EXERCISE PROMPT -> Examine the material below. Gather every line in which the string "AB于点" appears.

######

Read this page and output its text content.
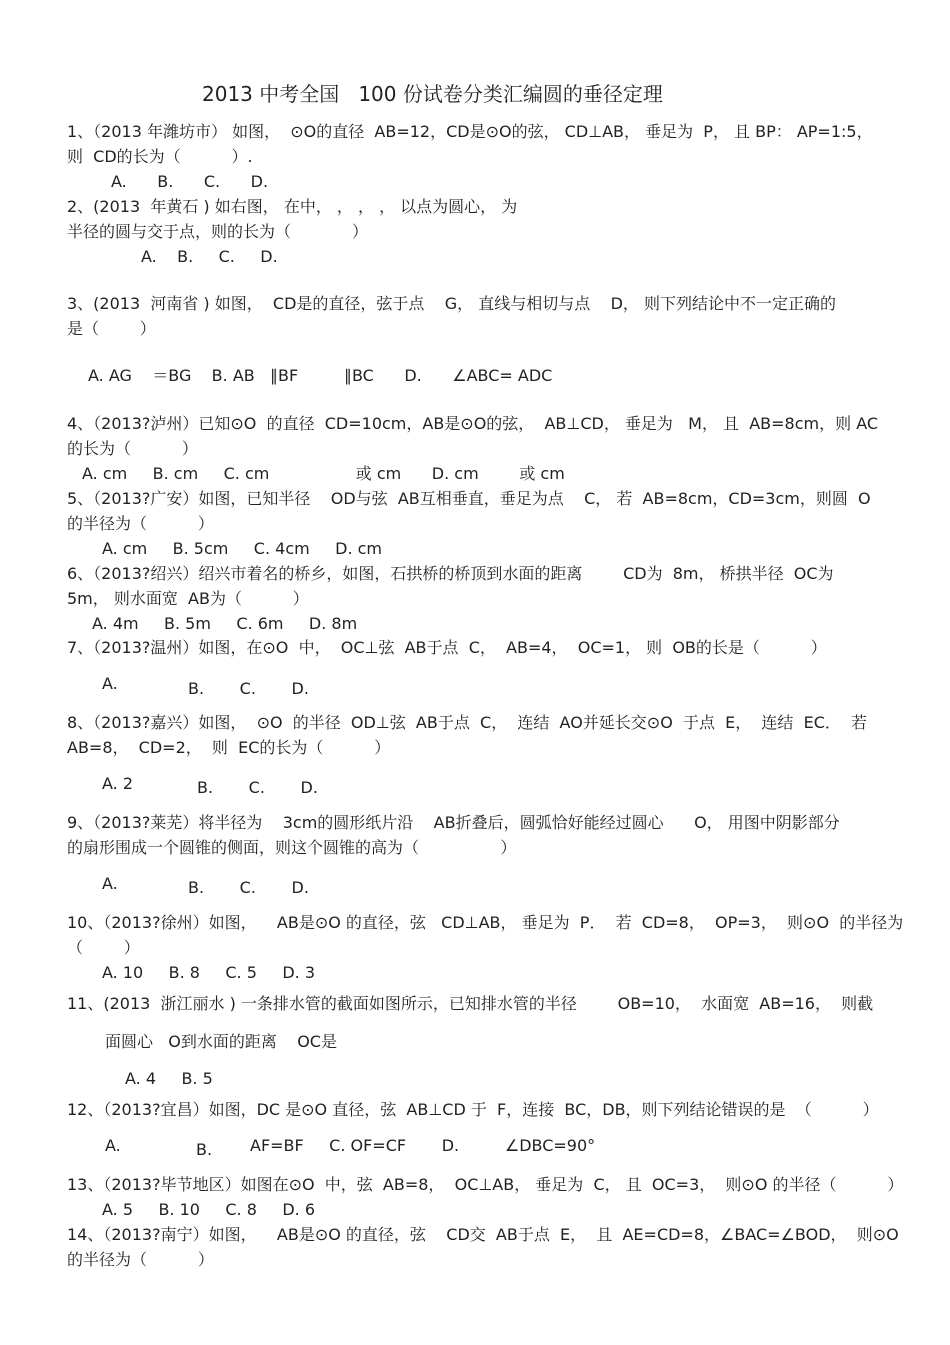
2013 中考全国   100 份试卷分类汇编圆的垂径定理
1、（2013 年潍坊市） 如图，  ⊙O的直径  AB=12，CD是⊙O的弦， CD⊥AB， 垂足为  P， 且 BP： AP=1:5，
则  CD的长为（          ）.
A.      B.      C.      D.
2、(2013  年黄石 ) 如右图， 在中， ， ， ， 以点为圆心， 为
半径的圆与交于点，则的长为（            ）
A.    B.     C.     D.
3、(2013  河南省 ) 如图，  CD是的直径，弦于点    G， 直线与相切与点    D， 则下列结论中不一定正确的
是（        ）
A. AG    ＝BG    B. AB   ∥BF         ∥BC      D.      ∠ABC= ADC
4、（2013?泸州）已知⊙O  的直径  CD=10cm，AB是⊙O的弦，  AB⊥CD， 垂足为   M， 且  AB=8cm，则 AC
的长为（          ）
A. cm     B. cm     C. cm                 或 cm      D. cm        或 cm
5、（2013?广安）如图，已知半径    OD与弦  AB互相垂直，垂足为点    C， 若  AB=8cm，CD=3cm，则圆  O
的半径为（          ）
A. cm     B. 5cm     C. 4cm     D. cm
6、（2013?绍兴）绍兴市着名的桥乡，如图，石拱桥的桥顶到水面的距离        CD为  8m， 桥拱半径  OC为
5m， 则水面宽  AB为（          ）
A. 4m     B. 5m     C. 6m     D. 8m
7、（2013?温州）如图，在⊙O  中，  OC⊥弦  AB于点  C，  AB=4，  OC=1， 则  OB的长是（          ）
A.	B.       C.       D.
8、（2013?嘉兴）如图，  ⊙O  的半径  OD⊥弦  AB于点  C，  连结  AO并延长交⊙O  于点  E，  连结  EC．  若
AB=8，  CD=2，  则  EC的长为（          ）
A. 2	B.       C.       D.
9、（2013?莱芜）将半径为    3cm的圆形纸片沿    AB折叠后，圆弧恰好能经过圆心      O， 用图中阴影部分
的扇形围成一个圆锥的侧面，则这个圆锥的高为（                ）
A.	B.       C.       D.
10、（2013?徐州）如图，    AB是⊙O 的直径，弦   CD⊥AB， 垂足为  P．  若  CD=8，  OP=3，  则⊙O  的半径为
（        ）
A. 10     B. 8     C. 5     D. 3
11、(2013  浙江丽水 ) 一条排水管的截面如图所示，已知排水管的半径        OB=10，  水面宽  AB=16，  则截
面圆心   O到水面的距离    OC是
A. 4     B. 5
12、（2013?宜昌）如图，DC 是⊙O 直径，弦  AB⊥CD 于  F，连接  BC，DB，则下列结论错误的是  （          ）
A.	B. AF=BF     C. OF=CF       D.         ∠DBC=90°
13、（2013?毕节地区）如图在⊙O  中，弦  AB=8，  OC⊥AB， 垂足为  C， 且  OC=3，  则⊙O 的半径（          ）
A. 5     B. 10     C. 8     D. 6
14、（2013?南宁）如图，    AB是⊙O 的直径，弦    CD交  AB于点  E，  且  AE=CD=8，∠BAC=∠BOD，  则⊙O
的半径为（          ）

######

RESULT OF THIS EXERCISE ->
7、（2013?温州）如图，在⊙O  中，  OC⊥弦  AB于点  C，  AB=4，  OC=1， 则  OB的长是（          ）
8、（2013?嘉兴）如图，  ⊙O  的半径  OD⊥弦  AB于点  C，  连结  AO并延长交⊙O  于点  E，  连结  EC．  若
14、（2013?南宁）如图，    AB是⊙O 的直径，弦    CD交  AB于点  E，  且  AE=CD=8，∠BAC=∠BOD，  则⊙O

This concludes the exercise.